— What you should do —
Repeat all the records exactly, omitting pictures.

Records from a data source
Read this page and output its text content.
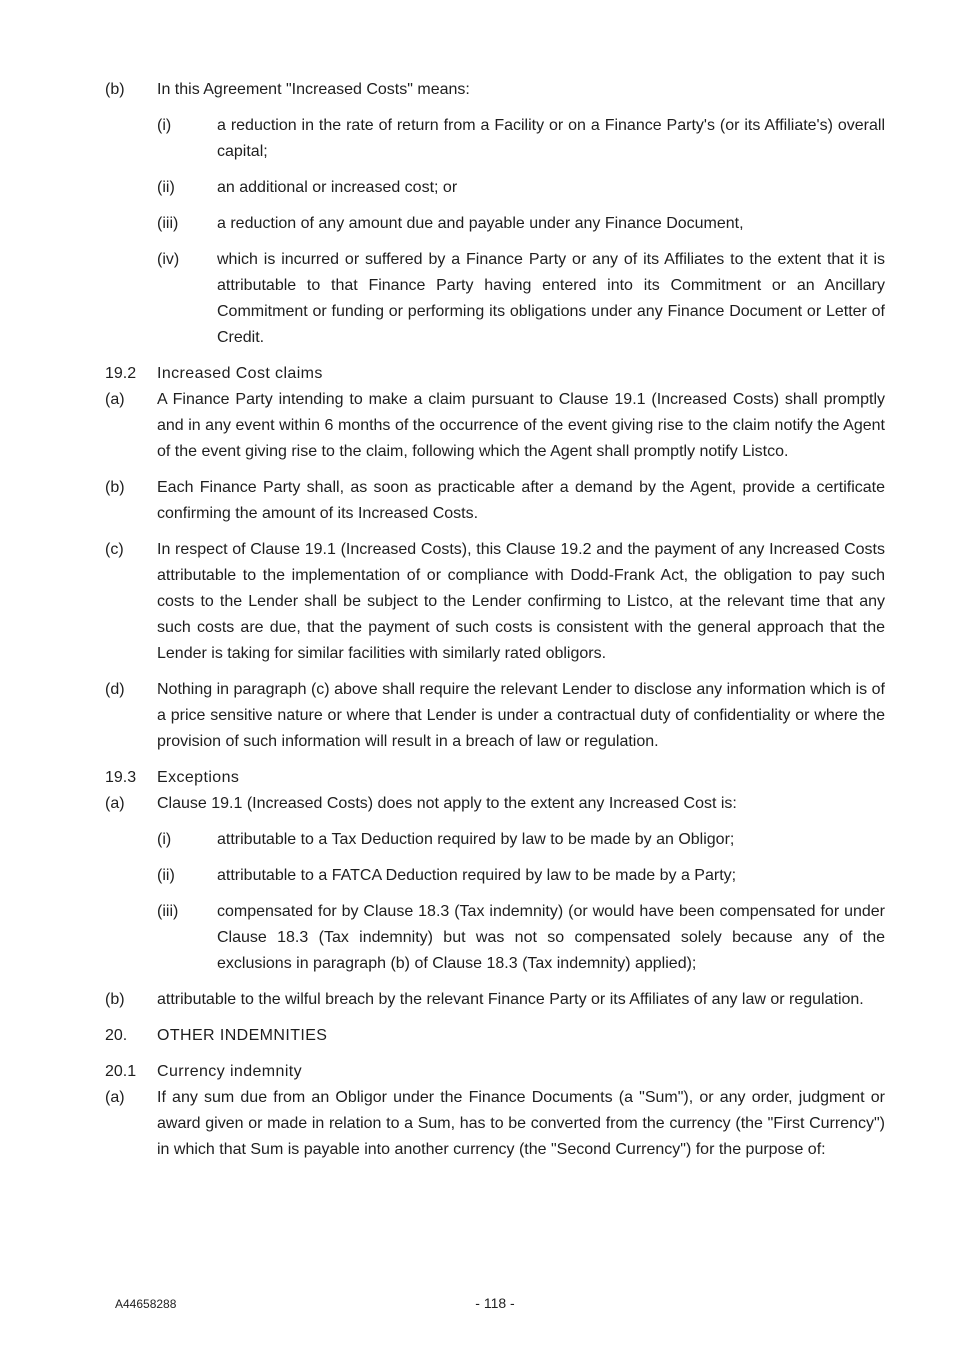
(b)	In this Agreement "Increased Costs" means:
(i)	a reduction in the rate of return from a Facility or on a Finance Party's (or its Affiliate's) overall capital;
(ii)	an additional or increased cost; or
(iii)	a reduction of any amount due and payable under any Finance Document,
(iv)	which is incurred or suffered by a Finance Party or any of its Affiliates to the extent that it is attributable to that Finance Party having entered into its Commitment or an Ancillary Commitment or funding or performing its obligations under any Finance Document or Letter of Credit.
19.2	Increased Cost claims
(a)	A Finance Party intending to make a claim pursuant to Clause 19.1 (Increased Costs) shall promptly and in any event within 6 months of the occurrence of the event giving rise to the claim notify the Agent of the event giving rise to the claim, following which the Agent shall promptly notify Listco.
(b)	Each Finance Party shall, as soon as practicable after a demand by the Agent, provide a certificate confirming the amount of its Increased Costs.
(c)	In respect of Clause 19.1 (Increased Costs), this Clause 19.2 and the payment of any Increased Costs attributable to the implementation of or compliance with Dodd-Frank Act, the obligation to pay such costs to the Lender shall be subject to the Lender confirming to Listco, at the relevant time that any such costs are due, that the payment of such costs is consistent with the general approach that the Lender is taking for similar facilities with similarly rated obligors.
(d)	Nothing in paragraph (c) above shall require the relevant Lender to disclose any information which is of a price sensitive nature or where that Lender is under a contractual duty of confidentiality or where the provision of such information will result in a breach of law or regulation.
19.3	Exceptions
(a)	Clause 19.1 (Increased Costs) does not apply to the extent any Increased Cost is:
(i)	attributable to a Tax Deduction required by law to be made by an Obligor;
(ii)	attributable to a FATCA Deduction required by law to be made by a Party;
(iii)	compensated for by Clause 18.3 (Tax indemnity) (or would have been compensated for under Clause 18.3 (Tax indemnity) but was not so compensated solely because any of the exclusions in paragraph (b) of Clause 18.3 (Tax indemnity) applied);
(b)	attributable to the wilful breach by the relevant Finance Party or its Affiliates of any law or regulation.
20.	OTHER INDEMNITIES
20.1	Currency indemnity
(a)	If any sum due from an Obligor under the Finance Documents (a "Sum"), or any order, judgment or award given or made in relation to a Sum, has to be converted from the currency (the "First Currency") in which that Sum is payable into another currency (the "Second Currency") for the purpose of:
A44658288	- 118 -
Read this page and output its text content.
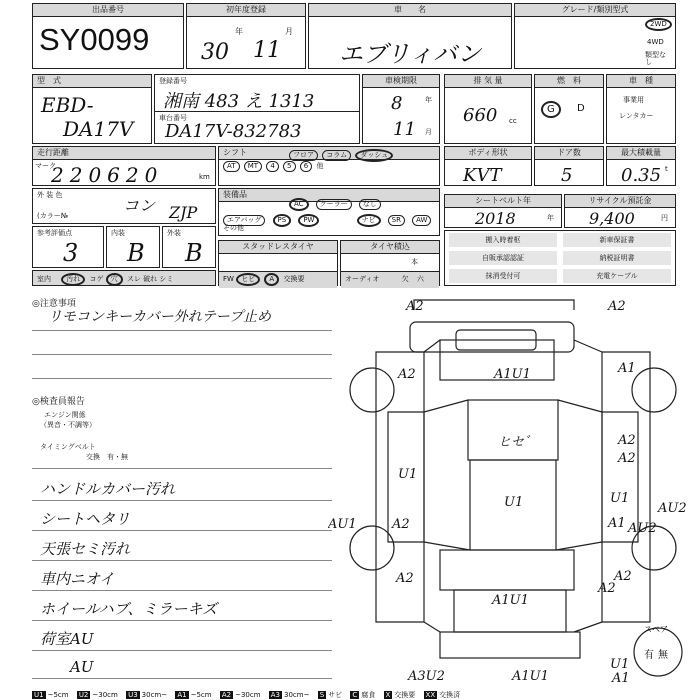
出品番号
SY0099
初年度登録
30
年
11
月
車　　名
エブリィバン
グレード/類別型式
2WD
4WD
類型なし
型　式
EBD-
DA17V
登録番号
湘南 483 え 1313
車台番号
DA17V-832783
車検期限
8	年
11 月
排 気 量
660 cc
燃　料
G	D
車　種
事業用
レンタカー
走行距離
マーク
220620	km
シフト
AT MT 4 5 6 他
フロア コラム ダッシュ	ボディ形状
KVT
ドア数
5
最大積載量
0.35 t
外 装 色
(カラー№
コン ZJP
装備品
AC クーラー なし
エアバッグ PS PW	ナビ SR AW
その他
シートベルト年
2018	年
リサイクル預託金
9,400	円
参考評価点
3
内装
B
外装
B	スタッドレスタイヤ
FW ヒビ A 交換要
タイヤ積込
本
オーディオ	欠 六
室内 汚れ コゲ 穴 スレ 破れ シミ
搬入時着枢	新車保証書
自販承認認証	納税証明書
抹消受付可	充電ケーブル
◎注意事項
リモコンキーカバー外れテープ止め
◎検査員報告
エンジン関係
（異音・不調等）
タイミングベルト
交換　有・無
ハンドルカバー汚れ
シートヘタリ
天張セミ汚れ
車内ニオイ
ホイールハブ、ミラーキズ
荷室AU
　　AU
A2	A2
A1
A2	A1U1
U1
A2
A2
A1
A2
U1
A2
U1
AU1
AU2
A2
AU2
A2
A1U1
A1U1
U1
A1
A3U2
ヒセ゛
スペア
有 無
U1 ~5cm U2 ~30cm U3 30cm~ A1 ~5cm A2 ~30cm A3 30cm~ S サビ C 腐食 X 交換要 XX 交換済
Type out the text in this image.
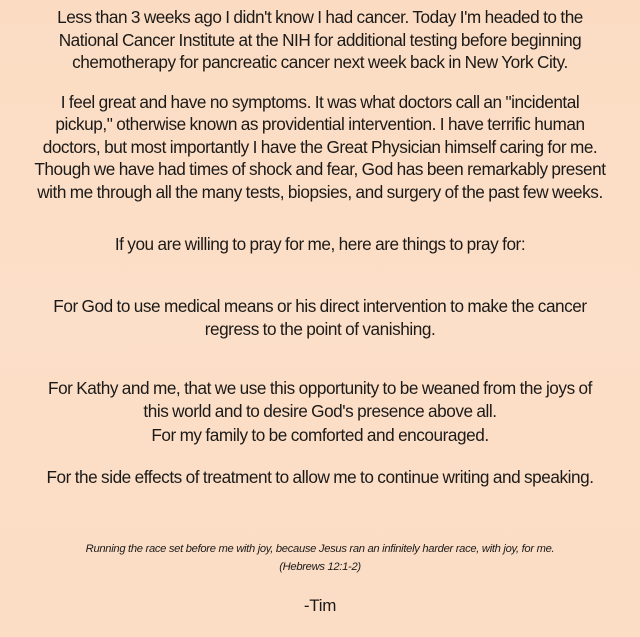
Less than 3 weeks ago I didn't know I had cancer. Today I'm headed to the
National Cancer Institute at the NIH for additional testing before beginning
chemotherapy for pancreatic cancer next week back in New York City.
I feel great and have no symptoms. It was what doctors call an "incidental
pickup," otherwise known as providential intervention. I have terrific human
doctors, but most importantly I have the Great Physician himself caring for me.
Though we have had times of shock and fear, God has been remarkably present
with me through all the many tests, biopsies, and surgery of the past few weeks.
If you are willing to pray for me, here are things to pray for:
For God to use medical means or his direct intervention to make the cancer
regress to the point of vanishing.
For Kathy and me, that we use this opportunity to be weaned from the joys of
this world and to desire God's presence above all.
For my family to be comforted and encouraged.
For the side effects of treatment to allow me to continue writing and speaking.
Running the race set before me with joy, because Jesus ran an infinitely harder race, with joy, for me.
(Hebrews 12:1-2)
-Tim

— Result below —
Read this page and output its text content.
(b)	In this Agreement "Increased Costs" means:
(i)	a reduction in the rate of return from a Facility or on a Finance Party's (or its Affiliate's) overall capital;
(ii)	an additional or increased cost; or
(iii)	a reduction of any amount due and payable under any Finance Document,
(iv)	which is incurred or suffered by a Finance Party or any of its Affiliates to the extent that it is attributable to that Finance Party having entered into its Commitment or an Ancillary Commitment or funding or performing its obligations under any Finance Document or Letter of Credit.
19.2	Increased Cost claims
(a)	A Finance Party intending to make a claim pursuant to Clause 19.1 (Increased Costs) shall promptly and in any event within 6 months of the occurrence of the event giving rise to the claim notify the Agent of the event giving rise to the claim, following which the Agent shall promptly notify Listco.
(b)	Each Finance Party shall, as soon as practicable after a demand by the Agent, provide a certificate confirming the amount of its Increased Costs.
(c)	In respect of Clause 19.1 (Increased Costs), this Clause 19.2 and the payment of any Increased Costs attributable to the implementation of or compliance with Dodd-Frank Act, the obligation to pay such costs to the Lender shall be subject to the Lender confirming to Listco, at the relevant time that any such costs are due, that the payment of such costs is consistent with the general approach that the Lender is taking for similar facilities with similarly rated obligors.
(d)	Nothing in paragraph (c) above shall require the relevant Lender to disclose any information which is of a price sensitive nature or where that Lender is under a contractual duty of confidentiality or where the provision of such information will result in a breach of law or regulation.
19.3	Exceptions
(a)	Clause 19.1 (Increased Costs) does not apply to the extent any Increased Cost is:
(i)	attributable to a Tax Deduction required by law to be made by an Obligor;
(ii)	attributable to a FATCA Deduction required by law to be made by a Party;
(iii)	compensated for by Clause 18.3 (Tax indemnity) (or would have been compensated for under Clause 18.3 (Tax indemnity) but was not so compensated solely because any of the exclusions in paragraph (b) of Clause 18.3 (Tax indemnity) applied);
(b)	attributable to the wilful breach by the relevant Finance Party or its Affiliates of any law or regulation.
20.	OTHER INDEMNITIES
20.1	Currency indemnity
(a)	If any sum due from an Obligor under the Finance Documents (a "Sum"), or any order, judgment or award given or made in relation to a Sum, has to be converted from the currency (the "First Currency") in which that Sum is payable into another currency (the "Second Currency") for the purpose of:
A44658288	- 118 -
Read this page and output its text content.
出品番号
SY0099
初年度登録
30
年
11
月
車　　名
エブリィバン
グレード/類別型式
2WD
4WD
類型なし
型　式
EBD-
DA17V
登録番号
湘南 483 え 1313
車台番号
DA17V-832783
車検期限
8	年
11 月
排 気 量
660 cc
燃　料
G	D
車　種
事業用
レンタカー
走行距離
マーク
220620	km
シフト
AT MT 4 5 6 他
フロア コラム ダッシュ	ボディ形状
KVT
ドア数
5
最大積載量
0.35 t
外 装 色
(カラー№
コン ZJP
装備品
AC クーラー なし
エアバッグ PS PW	ナビ SR AW
その他
シートベルト年
2018	年
リサイクル預託金
9,400	円
参考評価点
3
内装
B
外装
B	スタッドレスタイヤ
FW ヒビ A 交換要
タイヤ積込
本
オーディオ	欠 六
室内 汚れ コゲ 穴 スレ 破れ シミ
搬入時着枢	新車保証書
自販承認認証	納税証明書
抹消受付可	充電ケーブル
◎注意事項
リモコンキーカバー外れテープ止め
◎検査員報告
エンジン関係
（異音・不調等）
タイミングベルト
交換　有・無
ハンドルカバー汚れ
シートヘタリ
天張セミ汚れ
車内ニオイ
ホイールハブ、ミラーキズ
荷室AU
　　AU
A2	A2
A1
A2	A1U1
U1
A2
A2
A1
A2
U1
A2
U1
AU1
AU2
A2
AU2
A2
A1U1
A1U1
U1
A1
A3U2
ヒセ゛
スペア
有 無
U1 ~5cm U2 ~30cm U3 30cm~ A1 ~5cm A2 ~30cm A3 30cm~ S サビ C 腐食 X 交換要 XX 交換済
Type out the text in this image.
Less than 3 weeks ago I didn't know I had cancer. Today I'm headed to the
National Cancer Institute at the NIH for additional testing before beginning
chemotherapy for pancreatic cancer next week back in New York City.
I feel great and have no symptoms. It was what doctors call an "incidental
pickup," otherwise known as providential intervention. I have terrific human
doctors, but most importantly I have the Great Physician himself caring for me.
Though we have had times of shock and fear, God has been remarkably present
with me through all the many tests, biopsies, and surgery of the past few weeks.
If you are willing to pray for me, here are things to pray for:
For God to use medical means or his direct intervention to make the cancer
regress to the point of vanishing.
For Kathy and me, that we use this opportunity to be weaned from the joys of
this world and to desire God's presence above all.
For my family to be comforted and encouraged.
For the side effects of treatment to allow me to continue writing and speaking.
Running the race set before me with joy, because Jesus ran an infinitely harder race, with joy, for me.
(Hebrews 12:1-2)
-Tim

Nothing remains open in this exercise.